*REQUIRED TASK*: Check each line of the material below, and copy it if it holds the string "steps".

>> Begin

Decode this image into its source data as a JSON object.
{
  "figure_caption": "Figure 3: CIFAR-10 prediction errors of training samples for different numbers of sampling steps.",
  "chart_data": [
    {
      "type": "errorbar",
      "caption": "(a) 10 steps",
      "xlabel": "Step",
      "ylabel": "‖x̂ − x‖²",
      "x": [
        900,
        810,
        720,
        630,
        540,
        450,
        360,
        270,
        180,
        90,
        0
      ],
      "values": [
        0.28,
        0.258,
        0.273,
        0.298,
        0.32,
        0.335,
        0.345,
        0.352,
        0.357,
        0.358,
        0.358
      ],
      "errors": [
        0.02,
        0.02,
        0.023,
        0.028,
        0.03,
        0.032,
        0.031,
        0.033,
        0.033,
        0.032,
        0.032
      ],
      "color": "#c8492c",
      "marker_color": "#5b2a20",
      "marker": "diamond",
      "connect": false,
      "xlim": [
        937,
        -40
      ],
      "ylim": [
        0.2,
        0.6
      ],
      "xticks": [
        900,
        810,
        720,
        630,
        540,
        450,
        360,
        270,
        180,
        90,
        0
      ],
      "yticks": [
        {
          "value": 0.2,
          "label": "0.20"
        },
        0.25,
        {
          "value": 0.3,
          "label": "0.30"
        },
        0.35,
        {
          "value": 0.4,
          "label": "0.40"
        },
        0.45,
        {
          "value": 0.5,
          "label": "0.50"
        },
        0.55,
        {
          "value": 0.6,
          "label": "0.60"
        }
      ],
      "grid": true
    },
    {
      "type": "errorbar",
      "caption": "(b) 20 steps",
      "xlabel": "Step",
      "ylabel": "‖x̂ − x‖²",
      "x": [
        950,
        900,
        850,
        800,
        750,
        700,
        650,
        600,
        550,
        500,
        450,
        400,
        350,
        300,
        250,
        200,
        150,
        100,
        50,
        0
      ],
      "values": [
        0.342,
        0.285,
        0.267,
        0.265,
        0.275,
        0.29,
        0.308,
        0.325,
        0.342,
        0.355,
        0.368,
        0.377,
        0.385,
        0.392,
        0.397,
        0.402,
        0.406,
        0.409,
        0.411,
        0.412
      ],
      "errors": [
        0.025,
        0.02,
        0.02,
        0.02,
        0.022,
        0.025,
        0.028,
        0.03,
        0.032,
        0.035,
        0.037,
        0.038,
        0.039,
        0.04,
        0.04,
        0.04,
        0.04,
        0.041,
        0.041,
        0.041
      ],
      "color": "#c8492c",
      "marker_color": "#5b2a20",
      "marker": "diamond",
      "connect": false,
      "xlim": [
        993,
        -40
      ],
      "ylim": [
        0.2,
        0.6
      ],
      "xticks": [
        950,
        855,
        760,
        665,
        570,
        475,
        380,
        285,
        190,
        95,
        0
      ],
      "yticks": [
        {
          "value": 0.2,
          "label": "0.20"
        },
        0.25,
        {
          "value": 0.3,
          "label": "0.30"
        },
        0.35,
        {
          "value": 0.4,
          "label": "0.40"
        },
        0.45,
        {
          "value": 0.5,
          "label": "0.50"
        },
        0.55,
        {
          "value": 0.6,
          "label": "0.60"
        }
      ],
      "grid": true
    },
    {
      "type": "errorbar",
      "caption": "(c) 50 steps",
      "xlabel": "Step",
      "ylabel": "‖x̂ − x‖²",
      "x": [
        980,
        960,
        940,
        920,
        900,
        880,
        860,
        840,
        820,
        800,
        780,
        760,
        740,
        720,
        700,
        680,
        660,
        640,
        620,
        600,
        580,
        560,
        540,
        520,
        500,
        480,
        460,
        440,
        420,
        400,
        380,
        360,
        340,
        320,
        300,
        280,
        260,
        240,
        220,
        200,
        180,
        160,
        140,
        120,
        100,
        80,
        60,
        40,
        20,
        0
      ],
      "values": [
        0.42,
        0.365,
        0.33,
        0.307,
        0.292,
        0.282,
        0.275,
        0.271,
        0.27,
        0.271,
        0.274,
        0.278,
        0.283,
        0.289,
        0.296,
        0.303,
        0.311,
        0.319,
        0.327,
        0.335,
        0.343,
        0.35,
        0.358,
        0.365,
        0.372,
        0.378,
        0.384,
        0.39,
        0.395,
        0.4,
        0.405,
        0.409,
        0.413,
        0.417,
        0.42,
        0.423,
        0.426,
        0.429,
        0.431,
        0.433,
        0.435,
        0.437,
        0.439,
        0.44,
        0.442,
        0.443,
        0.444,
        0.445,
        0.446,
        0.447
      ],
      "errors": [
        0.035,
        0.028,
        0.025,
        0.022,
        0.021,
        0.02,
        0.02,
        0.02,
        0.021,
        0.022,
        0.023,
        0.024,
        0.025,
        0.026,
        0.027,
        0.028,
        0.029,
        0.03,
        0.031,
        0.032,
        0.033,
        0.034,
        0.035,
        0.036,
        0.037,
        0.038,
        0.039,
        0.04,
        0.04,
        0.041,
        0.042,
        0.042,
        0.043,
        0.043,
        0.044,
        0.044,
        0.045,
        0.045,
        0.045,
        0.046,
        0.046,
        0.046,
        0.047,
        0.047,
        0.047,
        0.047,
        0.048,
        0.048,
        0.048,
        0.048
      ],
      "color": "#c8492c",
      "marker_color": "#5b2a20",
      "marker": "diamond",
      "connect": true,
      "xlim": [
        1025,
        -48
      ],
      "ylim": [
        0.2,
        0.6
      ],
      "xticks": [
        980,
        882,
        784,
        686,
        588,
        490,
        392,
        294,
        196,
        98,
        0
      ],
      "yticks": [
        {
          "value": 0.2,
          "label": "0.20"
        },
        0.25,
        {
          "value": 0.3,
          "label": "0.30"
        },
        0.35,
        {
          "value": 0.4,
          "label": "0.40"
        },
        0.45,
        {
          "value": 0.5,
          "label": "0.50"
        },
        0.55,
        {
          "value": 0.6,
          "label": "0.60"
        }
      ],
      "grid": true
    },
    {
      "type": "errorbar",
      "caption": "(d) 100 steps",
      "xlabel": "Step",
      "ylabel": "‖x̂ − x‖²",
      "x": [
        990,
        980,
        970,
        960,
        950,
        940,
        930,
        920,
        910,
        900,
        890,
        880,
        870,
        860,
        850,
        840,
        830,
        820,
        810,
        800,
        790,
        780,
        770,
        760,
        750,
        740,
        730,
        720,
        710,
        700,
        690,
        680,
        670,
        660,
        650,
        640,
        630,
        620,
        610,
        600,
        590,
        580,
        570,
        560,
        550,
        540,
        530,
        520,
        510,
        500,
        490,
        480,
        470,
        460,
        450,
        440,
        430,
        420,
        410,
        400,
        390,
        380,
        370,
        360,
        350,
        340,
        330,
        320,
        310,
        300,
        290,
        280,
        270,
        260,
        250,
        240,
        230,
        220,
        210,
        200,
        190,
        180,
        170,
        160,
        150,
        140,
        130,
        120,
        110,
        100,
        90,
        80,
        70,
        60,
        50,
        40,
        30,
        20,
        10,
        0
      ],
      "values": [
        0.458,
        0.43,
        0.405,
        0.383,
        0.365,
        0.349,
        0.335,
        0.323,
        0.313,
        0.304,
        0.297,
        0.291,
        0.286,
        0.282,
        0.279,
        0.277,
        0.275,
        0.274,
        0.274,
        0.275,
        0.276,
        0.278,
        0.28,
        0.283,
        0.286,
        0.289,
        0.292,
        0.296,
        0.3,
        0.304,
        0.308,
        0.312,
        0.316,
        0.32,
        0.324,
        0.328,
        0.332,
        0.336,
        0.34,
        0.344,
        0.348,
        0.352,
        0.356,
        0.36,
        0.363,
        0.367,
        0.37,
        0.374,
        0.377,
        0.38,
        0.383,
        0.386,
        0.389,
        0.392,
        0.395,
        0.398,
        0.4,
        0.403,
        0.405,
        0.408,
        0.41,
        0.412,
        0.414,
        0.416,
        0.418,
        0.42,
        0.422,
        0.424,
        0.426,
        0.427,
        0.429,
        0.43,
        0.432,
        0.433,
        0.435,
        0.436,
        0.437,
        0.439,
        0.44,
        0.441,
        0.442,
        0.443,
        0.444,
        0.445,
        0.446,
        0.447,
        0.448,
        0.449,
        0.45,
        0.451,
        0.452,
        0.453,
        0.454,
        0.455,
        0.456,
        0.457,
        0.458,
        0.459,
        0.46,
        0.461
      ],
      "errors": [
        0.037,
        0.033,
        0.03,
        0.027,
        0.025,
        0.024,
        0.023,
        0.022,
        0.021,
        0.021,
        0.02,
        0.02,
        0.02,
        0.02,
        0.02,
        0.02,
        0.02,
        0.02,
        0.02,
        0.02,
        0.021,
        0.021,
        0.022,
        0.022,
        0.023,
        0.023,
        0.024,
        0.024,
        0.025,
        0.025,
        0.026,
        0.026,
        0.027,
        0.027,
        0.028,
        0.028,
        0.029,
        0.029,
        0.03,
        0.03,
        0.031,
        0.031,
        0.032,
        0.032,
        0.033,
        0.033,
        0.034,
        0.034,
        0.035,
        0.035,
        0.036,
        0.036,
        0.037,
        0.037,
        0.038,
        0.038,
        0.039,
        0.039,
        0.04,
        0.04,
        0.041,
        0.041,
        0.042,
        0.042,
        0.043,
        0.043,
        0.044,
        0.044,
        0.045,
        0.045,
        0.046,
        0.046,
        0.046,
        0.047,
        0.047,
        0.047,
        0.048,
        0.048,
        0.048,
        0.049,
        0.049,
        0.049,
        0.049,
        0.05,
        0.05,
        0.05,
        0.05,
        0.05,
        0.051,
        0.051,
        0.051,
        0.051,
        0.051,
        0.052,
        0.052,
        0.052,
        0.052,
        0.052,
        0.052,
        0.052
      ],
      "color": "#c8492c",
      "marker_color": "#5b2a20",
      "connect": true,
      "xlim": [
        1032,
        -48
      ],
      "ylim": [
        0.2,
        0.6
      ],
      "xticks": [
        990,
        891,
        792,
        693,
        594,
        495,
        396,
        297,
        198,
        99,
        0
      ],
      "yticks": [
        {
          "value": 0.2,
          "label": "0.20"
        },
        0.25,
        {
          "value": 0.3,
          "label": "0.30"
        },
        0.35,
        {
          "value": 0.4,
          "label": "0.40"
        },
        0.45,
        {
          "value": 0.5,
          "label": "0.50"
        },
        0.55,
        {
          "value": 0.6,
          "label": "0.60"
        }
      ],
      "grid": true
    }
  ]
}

>> End

*EXPECTED OUTPUT*:
  "figure_caption": "Figure 3: CIFAR-10 prediction errors of training samples for different numbers of sampling steps.",
      "caption": "(a) 10 steps",
      "caption": "(b) 20 steps",
      "caption": "(c) 50 steps",
      "caption": "(d) 100 steps",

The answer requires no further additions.